--- WHAT YOU HAVE TO DO ---
Determine how many lines include the word "name", then give that number and nothing more.

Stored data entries
════════

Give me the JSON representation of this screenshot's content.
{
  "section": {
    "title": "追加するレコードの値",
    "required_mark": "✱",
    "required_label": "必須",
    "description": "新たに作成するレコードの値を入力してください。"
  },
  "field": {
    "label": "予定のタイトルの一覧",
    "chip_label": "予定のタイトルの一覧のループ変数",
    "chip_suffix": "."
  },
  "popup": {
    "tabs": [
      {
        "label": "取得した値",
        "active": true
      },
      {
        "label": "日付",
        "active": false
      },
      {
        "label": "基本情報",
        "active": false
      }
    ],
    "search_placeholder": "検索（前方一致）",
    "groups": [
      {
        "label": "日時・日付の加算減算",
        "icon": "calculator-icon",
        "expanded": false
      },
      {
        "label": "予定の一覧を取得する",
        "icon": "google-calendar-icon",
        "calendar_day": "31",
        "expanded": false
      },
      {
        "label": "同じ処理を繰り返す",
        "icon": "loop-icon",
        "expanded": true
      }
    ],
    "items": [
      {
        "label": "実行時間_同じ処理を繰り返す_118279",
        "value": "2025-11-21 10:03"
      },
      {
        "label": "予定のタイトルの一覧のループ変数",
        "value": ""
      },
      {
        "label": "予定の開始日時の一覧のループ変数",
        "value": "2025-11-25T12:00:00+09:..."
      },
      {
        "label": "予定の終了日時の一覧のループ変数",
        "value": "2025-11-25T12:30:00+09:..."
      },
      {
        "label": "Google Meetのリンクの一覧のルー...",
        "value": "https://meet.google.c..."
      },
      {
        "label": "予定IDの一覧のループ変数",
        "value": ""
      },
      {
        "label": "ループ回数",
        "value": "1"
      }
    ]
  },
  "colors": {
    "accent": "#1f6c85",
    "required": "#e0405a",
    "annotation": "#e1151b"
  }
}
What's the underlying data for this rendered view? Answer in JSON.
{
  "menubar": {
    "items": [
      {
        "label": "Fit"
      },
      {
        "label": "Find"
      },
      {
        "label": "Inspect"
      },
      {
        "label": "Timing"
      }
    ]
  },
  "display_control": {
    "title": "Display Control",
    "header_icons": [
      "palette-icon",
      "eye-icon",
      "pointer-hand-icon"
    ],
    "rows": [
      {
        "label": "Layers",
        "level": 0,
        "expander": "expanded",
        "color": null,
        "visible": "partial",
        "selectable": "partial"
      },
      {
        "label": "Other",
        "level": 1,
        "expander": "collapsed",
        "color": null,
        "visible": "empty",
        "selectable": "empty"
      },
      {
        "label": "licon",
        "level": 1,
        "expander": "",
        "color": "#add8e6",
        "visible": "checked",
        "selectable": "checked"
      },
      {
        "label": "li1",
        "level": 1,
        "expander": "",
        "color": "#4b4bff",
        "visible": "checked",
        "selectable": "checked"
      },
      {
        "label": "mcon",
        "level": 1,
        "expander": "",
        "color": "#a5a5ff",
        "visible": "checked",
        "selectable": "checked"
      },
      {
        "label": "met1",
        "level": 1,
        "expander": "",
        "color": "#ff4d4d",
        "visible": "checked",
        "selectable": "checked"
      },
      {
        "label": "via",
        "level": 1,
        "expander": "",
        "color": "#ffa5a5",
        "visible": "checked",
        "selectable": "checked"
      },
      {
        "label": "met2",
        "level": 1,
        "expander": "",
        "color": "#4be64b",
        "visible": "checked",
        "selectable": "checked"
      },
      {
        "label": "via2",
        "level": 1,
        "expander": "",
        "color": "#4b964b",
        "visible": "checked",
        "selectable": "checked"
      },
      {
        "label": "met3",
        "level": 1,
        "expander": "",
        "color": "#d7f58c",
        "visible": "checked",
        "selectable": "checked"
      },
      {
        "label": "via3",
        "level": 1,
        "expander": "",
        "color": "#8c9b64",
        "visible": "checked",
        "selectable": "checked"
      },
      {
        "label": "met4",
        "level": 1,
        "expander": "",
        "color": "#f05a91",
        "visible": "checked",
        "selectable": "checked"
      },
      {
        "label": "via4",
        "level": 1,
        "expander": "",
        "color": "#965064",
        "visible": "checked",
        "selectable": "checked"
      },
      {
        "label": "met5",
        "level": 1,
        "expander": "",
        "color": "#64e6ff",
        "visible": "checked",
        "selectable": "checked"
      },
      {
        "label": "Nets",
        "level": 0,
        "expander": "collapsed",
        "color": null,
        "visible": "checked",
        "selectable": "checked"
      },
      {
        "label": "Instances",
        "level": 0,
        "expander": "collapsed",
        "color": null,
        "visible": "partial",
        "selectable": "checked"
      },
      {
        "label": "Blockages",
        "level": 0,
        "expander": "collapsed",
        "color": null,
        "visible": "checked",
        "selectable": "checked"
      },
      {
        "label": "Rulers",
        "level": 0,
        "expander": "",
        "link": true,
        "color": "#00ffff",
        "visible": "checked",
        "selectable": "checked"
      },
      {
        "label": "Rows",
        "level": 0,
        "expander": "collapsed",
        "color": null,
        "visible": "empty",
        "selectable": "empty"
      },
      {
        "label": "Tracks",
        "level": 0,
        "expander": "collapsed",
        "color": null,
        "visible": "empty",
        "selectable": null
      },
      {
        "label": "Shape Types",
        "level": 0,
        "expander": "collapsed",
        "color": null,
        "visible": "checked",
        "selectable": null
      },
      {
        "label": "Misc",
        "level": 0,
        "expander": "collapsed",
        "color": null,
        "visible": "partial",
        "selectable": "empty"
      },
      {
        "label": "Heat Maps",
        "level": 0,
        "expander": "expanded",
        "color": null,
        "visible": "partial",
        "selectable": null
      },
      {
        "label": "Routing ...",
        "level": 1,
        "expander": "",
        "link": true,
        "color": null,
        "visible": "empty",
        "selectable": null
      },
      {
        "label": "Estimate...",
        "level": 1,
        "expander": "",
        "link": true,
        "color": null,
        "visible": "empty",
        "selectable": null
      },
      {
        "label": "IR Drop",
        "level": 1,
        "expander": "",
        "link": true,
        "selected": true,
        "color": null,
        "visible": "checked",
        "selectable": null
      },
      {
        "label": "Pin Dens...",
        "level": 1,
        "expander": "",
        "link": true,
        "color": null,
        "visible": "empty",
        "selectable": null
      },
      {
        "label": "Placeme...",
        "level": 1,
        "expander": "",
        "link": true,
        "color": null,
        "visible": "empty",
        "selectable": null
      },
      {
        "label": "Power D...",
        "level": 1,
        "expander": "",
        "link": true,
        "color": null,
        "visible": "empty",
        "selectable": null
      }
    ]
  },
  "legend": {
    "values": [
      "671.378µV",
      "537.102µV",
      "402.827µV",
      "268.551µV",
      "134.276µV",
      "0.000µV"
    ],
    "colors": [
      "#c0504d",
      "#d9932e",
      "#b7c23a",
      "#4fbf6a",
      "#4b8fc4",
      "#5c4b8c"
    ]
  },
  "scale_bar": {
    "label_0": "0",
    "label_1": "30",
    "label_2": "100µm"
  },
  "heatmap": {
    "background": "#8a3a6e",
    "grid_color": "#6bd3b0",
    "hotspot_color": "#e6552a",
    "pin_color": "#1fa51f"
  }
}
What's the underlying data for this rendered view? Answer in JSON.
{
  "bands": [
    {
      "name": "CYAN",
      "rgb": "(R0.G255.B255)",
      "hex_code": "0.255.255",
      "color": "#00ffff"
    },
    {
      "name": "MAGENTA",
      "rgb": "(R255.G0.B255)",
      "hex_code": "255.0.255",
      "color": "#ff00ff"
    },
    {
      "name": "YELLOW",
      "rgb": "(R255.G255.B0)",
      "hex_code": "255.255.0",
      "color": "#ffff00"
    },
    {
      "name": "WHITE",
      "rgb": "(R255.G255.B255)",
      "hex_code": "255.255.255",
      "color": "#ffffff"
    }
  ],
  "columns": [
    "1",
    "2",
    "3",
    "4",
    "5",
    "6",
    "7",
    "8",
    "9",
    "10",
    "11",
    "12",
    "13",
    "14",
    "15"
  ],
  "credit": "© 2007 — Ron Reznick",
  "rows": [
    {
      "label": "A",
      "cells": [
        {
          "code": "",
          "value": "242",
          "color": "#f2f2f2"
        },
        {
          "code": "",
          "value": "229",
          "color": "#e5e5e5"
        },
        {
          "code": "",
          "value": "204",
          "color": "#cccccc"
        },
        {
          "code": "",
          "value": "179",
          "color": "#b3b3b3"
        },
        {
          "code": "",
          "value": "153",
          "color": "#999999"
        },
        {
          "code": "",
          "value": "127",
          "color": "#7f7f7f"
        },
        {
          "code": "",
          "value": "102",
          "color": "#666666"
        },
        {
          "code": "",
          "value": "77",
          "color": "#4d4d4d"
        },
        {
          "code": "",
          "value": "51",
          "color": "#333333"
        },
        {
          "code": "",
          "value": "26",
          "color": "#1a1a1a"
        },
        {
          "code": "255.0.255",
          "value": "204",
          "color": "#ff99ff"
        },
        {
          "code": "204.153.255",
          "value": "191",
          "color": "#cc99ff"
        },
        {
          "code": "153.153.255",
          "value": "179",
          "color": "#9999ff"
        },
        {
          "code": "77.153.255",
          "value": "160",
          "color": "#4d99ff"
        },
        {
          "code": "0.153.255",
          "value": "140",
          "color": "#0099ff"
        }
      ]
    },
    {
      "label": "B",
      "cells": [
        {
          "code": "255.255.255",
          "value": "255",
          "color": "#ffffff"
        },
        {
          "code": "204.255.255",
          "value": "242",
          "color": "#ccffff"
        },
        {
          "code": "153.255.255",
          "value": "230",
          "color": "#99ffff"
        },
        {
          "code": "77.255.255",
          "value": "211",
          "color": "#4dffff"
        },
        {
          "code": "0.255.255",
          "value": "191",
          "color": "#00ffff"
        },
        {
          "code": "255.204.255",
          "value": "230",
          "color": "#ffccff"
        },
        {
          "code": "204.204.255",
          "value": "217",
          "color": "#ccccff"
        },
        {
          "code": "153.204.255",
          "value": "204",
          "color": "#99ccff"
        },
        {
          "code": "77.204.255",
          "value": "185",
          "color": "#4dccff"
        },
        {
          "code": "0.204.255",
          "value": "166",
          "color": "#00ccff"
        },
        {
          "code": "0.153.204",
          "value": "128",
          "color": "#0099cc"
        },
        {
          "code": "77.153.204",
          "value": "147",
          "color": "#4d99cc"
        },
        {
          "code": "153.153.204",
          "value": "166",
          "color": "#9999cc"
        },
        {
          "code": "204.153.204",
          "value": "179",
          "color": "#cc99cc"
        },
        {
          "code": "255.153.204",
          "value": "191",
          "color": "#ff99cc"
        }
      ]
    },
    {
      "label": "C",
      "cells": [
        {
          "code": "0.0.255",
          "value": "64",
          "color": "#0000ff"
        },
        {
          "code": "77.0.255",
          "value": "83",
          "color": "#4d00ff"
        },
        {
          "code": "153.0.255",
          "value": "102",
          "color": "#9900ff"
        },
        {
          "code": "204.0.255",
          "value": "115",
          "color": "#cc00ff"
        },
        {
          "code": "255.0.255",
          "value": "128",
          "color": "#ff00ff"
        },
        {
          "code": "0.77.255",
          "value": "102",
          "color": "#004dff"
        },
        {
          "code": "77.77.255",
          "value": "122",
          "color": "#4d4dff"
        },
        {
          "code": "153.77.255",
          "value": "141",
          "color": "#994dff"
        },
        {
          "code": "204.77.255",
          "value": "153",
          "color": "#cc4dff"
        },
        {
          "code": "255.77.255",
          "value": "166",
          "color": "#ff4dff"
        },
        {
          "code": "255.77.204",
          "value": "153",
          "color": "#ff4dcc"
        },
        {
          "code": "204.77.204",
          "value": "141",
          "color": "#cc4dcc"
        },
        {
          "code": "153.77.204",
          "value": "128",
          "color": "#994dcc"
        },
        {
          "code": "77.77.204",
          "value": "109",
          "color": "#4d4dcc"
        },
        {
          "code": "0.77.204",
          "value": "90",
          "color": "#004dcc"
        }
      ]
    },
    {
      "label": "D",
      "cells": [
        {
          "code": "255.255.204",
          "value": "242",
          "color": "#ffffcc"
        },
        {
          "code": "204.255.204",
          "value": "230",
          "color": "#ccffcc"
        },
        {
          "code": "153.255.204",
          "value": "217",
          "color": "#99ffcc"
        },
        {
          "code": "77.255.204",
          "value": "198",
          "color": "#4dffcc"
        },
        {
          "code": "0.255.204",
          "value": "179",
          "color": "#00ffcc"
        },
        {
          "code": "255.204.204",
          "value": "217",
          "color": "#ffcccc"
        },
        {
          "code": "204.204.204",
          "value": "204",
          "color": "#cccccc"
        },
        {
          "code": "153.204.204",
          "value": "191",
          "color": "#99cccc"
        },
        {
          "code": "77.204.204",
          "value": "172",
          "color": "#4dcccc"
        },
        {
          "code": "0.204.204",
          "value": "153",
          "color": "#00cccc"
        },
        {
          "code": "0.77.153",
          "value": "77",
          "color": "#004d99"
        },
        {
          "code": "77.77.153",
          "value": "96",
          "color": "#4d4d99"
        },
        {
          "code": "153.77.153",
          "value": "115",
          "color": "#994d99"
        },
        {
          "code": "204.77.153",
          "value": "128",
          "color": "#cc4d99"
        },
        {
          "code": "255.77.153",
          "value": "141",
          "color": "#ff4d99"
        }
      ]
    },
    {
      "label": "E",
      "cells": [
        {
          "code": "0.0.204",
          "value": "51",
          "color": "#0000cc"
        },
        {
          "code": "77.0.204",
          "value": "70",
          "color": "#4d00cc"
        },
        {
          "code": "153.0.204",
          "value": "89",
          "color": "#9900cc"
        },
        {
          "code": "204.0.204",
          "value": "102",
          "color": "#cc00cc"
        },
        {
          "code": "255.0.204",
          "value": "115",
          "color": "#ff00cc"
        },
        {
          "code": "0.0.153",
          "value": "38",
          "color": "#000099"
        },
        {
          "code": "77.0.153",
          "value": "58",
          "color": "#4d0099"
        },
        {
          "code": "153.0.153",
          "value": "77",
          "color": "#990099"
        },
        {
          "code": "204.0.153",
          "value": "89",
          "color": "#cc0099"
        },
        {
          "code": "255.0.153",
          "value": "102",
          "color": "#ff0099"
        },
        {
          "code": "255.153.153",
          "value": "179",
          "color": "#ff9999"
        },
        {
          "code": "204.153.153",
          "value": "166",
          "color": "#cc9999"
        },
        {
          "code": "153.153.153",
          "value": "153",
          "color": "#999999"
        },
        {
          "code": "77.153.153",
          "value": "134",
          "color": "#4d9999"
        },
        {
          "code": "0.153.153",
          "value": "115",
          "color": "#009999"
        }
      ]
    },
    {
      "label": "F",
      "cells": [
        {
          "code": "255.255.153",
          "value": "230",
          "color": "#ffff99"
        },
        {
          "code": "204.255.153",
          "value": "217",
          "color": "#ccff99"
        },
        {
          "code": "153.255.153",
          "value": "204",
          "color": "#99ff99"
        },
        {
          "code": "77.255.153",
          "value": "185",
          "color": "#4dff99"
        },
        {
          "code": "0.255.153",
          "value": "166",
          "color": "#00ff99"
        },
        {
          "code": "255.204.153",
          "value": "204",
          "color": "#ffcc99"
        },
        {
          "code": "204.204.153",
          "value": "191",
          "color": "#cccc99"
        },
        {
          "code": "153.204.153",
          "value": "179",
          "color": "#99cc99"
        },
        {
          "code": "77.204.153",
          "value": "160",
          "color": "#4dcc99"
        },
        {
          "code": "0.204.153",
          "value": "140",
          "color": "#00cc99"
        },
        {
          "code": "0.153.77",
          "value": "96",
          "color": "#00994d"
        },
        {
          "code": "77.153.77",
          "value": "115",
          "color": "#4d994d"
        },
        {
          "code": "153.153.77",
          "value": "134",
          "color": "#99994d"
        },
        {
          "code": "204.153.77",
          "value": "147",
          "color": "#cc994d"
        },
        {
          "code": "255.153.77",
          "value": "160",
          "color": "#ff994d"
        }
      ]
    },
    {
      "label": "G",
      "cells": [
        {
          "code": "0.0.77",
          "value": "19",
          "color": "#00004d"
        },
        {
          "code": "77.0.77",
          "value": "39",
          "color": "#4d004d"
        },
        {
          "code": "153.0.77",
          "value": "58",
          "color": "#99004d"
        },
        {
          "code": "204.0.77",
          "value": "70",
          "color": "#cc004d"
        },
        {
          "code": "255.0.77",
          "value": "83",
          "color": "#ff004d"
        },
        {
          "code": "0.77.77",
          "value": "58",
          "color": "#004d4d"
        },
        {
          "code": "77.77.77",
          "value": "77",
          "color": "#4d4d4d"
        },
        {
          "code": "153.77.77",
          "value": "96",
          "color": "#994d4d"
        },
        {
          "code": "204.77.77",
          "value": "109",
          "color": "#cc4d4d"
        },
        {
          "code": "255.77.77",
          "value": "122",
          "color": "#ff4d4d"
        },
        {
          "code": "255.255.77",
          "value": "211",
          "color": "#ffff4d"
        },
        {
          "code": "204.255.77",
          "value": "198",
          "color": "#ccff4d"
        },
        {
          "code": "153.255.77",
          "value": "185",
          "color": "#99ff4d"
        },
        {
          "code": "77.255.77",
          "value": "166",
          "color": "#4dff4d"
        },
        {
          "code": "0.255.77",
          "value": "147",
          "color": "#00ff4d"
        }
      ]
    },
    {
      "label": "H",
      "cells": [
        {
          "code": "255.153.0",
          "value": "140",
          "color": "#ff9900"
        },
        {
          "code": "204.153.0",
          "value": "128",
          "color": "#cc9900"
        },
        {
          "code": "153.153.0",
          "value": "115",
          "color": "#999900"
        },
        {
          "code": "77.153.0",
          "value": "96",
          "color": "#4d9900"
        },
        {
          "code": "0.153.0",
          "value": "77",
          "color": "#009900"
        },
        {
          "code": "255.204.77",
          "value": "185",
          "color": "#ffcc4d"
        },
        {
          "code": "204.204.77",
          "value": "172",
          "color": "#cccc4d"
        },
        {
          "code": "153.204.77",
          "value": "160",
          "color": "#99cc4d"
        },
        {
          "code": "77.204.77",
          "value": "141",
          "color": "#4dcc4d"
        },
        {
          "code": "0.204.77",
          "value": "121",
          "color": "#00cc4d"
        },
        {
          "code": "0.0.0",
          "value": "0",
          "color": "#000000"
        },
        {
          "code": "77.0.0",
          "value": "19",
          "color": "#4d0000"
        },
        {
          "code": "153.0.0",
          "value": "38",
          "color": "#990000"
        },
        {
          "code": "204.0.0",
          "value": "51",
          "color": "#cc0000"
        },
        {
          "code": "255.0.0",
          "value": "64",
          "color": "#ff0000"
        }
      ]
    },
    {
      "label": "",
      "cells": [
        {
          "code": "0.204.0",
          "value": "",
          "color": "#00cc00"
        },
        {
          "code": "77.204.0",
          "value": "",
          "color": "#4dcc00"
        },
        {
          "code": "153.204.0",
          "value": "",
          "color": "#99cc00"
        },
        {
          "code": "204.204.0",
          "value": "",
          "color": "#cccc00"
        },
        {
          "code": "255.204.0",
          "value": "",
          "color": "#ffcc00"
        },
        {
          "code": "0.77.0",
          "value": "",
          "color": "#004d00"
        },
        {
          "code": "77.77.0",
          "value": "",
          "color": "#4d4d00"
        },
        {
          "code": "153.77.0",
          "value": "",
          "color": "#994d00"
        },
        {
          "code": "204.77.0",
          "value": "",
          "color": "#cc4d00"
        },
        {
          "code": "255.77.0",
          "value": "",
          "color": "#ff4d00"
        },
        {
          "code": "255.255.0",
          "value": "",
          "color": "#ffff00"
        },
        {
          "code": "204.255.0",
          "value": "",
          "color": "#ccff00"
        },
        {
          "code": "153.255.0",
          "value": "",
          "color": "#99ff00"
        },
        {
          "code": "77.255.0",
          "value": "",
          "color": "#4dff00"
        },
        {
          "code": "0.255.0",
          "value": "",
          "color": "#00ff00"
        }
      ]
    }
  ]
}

════════

--- OUTPUT BELOW ---
4